Goal:
Tally the lines in the records underneath that contain the string "Units", and state the figure by itself.

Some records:
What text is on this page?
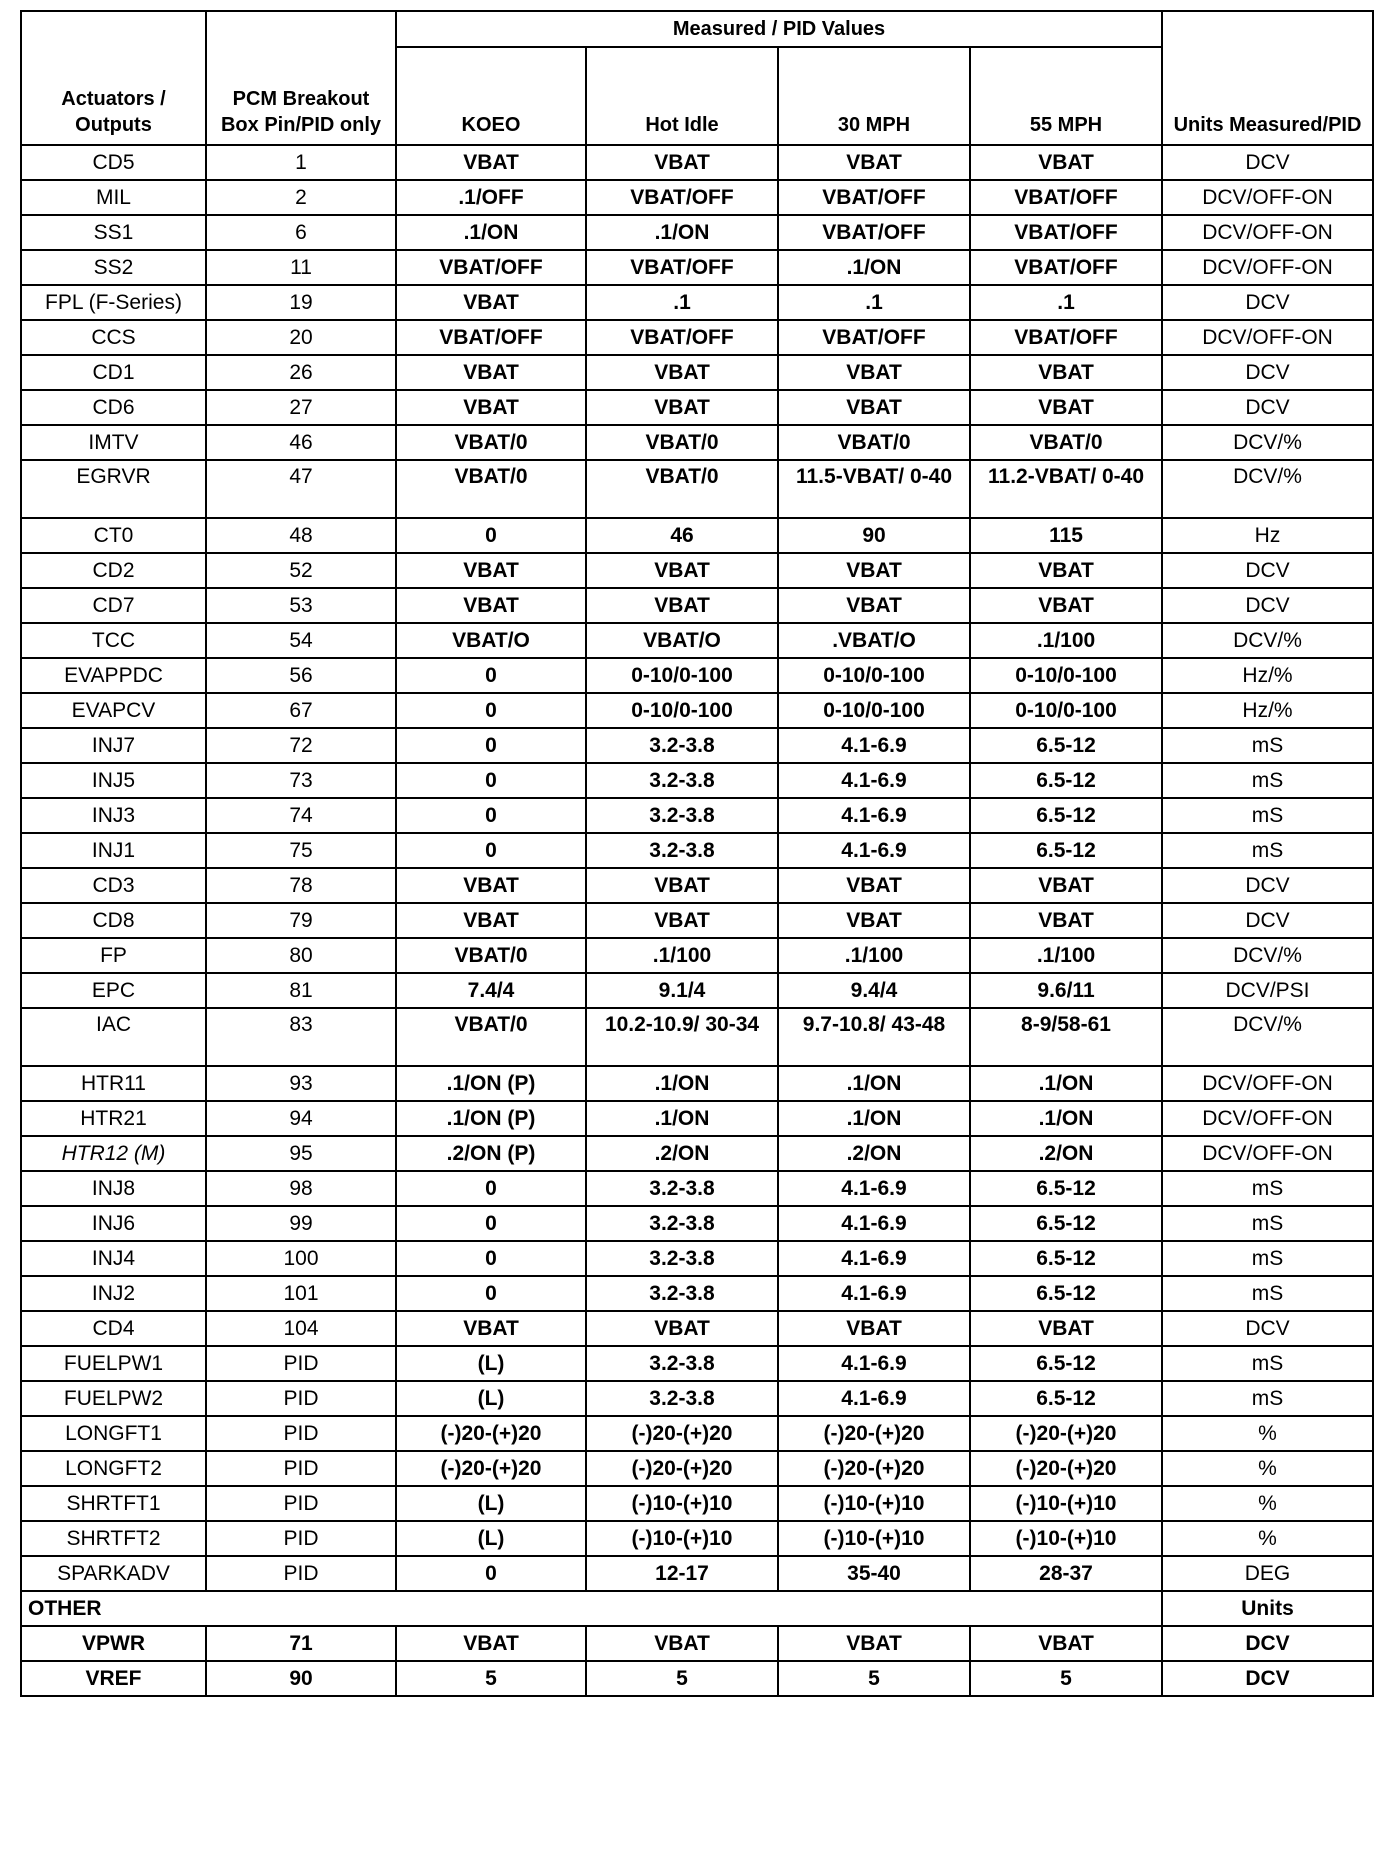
Actuators / Outputs	PCM Breakout Box Pin/PID only	Measured / PID Values				Units Measured/PID
		KOEO	Hot Idle	30 MPH	55 MPH	
CD5	1	VBAT	VBAT	VBAT	VBAT	DCV
MIL	2	.1/OFF	VBAT/OFF	VBAT/OFF	VBAT/OFF	DCV/OFF-ON
SS1	6	.1/ON	.1/ON	VBAT/OFF	VBAT/OFF	DCV/OFF-ON
SS2	11	VBAT/OFF	VBAT/OFF	.1/ON	VBAT/OFF	DCV/OFF-ON
FPL (F-Series)	19	VBAT	.1	.1	.1	DCV
CCS	20	VBAT/OFF	VBAT/OFF	VBAT/OFF	VBAT/OFF	DCV/OFF-ON
CD1	26	VBAT	VBAT	VBAT	VBAT	DCV
CD6	27	VBAT	VBAT	VBAT	VBAT	DCV
IMTV	46	VBAT/0	VBAT/0	VBAT/0	VBAT/0	DCV/%
EGRVR	47	VBAT/0	VBAT/0	11.5-VBAT/ 0-40	11.2-VBAT/ 0-40	DCV/%
CT0	48	0	46	90	115	Hz
CD2	52	VBAT	VBAT	VBAT	VBAT	DCV
CD7	53	VBAT	VBAT	VBAT	VBAT	DCV
TCC	54	VBAT/O	VBAT/O	.VBAT/O	.1/100	DCV/%
EVAPPDC	56	0	0-10/0-100	0-10/0-100	0-10/0-100	Hz/%
EVAPCV	67	0	0-10/0-100	0-10/0-100	0-10/0-100	Hz/%
INJ7	72	0	3.2-3.8	4.1-6.9	6.5-12	mS
INJ5	73	0	3.2-3.8	4.1-6.9	6.5-12	mS
INJ3	74	0	3.2-3.8	4.1-6.9	6.5-12	mS
INJ1	75	0	3.2-3.8	4.1-6.9	6.5-12	mS
CD3	78	VBAT	VBAT	VBAT	VBAT	DCV
CD8	79	VBAT	VBAT	VBAT	VBAT	DCV
FP	80	VBAT/0	.1/100	.1/100	.1/100	DCV/%
EPC	81	7.4/4	9.1/4	9.4/4	9.6/11	DCV/PSI
IAC	83	VBAT/0	10.2-10.9/ 30-34	9.7-10.8/ 43-48	8-9/58-61	DCV/%
HTR11	93	.1/ON (P)	.1/ON	.1/ON	.1/ON	DCV/OFF-ON
HTR21	94	.1/ON (P)	.1/ON	.1/ON	.1/ON	DCV/OFF-ON
HTR12 (M)	95	.2/ON (P)	.2/ON	.2/ON	.2/ON	DCV/OFF-ON
INJ8	98	0	3.2-3.8	4.1-6.9	6.5-12	mS
INJ6	99	0	3.2-3.8	4.1-6.9	6.5-12	mS
INJ4	100	0	3.2-3.8	4.1-6.9	6.5-12	mS
INJ2	101	0	3.2-3.8	4.1-6.9	6.5-12	mS
CD4	104	VBAT	VBAT	VBAT	VBAT	DCV
FUELPW1	PID	(L)	3.2-3.8	4.1-6.9	6.5-12	mS
FUELPW2	PID	(L)	3.2-3.8	4.1-6.9	6.5-12	mS
LONGFT1	PID	(-)20-(+)20	(-)20-(+)20	(-)20-(+)20	(-)20-(+)20	%
LONGFT2	PID	(-)20-(+)20	(-)20-(+)20	(-)20-(+)20	(-)20-(+)20	%
SHRTFT1	PID	(L)	(-)10-(+)10	(-)10-(+)10	(-)10-(+)10	%
SHRTFT2	PID	(L)	(-)10-(+)10	(-)10-(+)10	(-)10-(+)10	%
SPARKADV	PID	0	12-17	35-40	28-37	DEG
OTHER						Units
VPWR	71	VBAT	VBAT	VBAT	VBAT	DCV
VREF	90	5	5	5	5	DCV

Output below:
2